__Task description__. All of the data needs to be repeated exactly.

## start Input data

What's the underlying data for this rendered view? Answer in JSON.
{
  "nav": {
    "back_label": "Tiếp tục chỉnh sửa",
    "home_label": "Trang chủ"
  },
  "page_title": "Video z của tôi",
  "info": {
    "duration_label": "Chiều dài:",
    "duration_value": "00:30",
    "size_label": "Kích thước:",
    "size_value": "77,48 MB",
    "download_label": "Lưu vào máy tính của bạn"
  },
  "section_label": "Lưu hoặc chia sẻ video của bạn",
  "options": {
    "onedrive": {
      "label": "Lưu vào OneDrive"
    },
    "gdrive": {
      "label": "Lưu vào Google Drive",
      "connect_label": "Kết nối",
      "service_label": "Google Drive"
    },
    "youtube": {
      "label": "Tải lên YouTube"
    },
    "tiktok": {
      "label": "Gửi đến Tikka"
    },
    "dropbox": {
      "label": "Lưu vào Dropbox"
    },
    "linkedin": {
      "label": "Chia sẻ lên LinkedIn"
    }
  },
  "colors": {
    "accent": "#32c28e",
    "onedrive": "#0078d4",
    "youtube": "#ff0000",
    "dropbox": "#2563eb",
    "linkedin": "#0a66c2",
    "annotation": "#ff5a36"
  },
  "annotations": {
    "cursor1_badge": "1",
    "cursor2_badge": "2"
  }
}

## end Input data

__Response__.
What's the underlying data for this rendered view? Answer in JSON.
{
  "nav": {
    "back_label": "Tiếp tục chỉnh sửa",
    "home_label": "Trang chủ"
  },
  "page_title": "Video z của tôi",
  "info": {
    "duration_label": "Chiều dài:",
    "duration_value": "00:30",
    "size_label": "Kích thước:",
    "size_value": "77,48 MB",
    "download_label": "Lưu vào máy tính của bạn"
  },
  "section_label": "Lưu hoặc chia sẻ video của bạn",
  "options": {
    "onedrive": {
      "label": "Lưu vào OneDrive"
    },
    "gdrive": {
      "label": "Lưu vào Google Drive",
      "connect_label": "Kết nối",
      "service_label": "Google Drive"
    },
    "youtube": {
      "label": "Tải lên YouTube"
    },
    "tiktok": {
      "label": "Gửi đến Tikka"
    },
    "dropbox": {
      "label": "Lưu vào Dropbox"
    },
    "linkedin": {
      "label": "Chia sẻ lên LinkedIn"
    }
  },
  "colors": {
    "accent": "#32c28e",
    "onedrive": "#0078d4",
    "youtube": "#ff0000",
    "dropbox": "#2563eb",
    "linkedin": "#0a66c2",
    "annotation": "#ff5a36"
  },
  "annotations": {
    "cursor1_badge": "1",
    "cursor2_badge": "2"
  }
}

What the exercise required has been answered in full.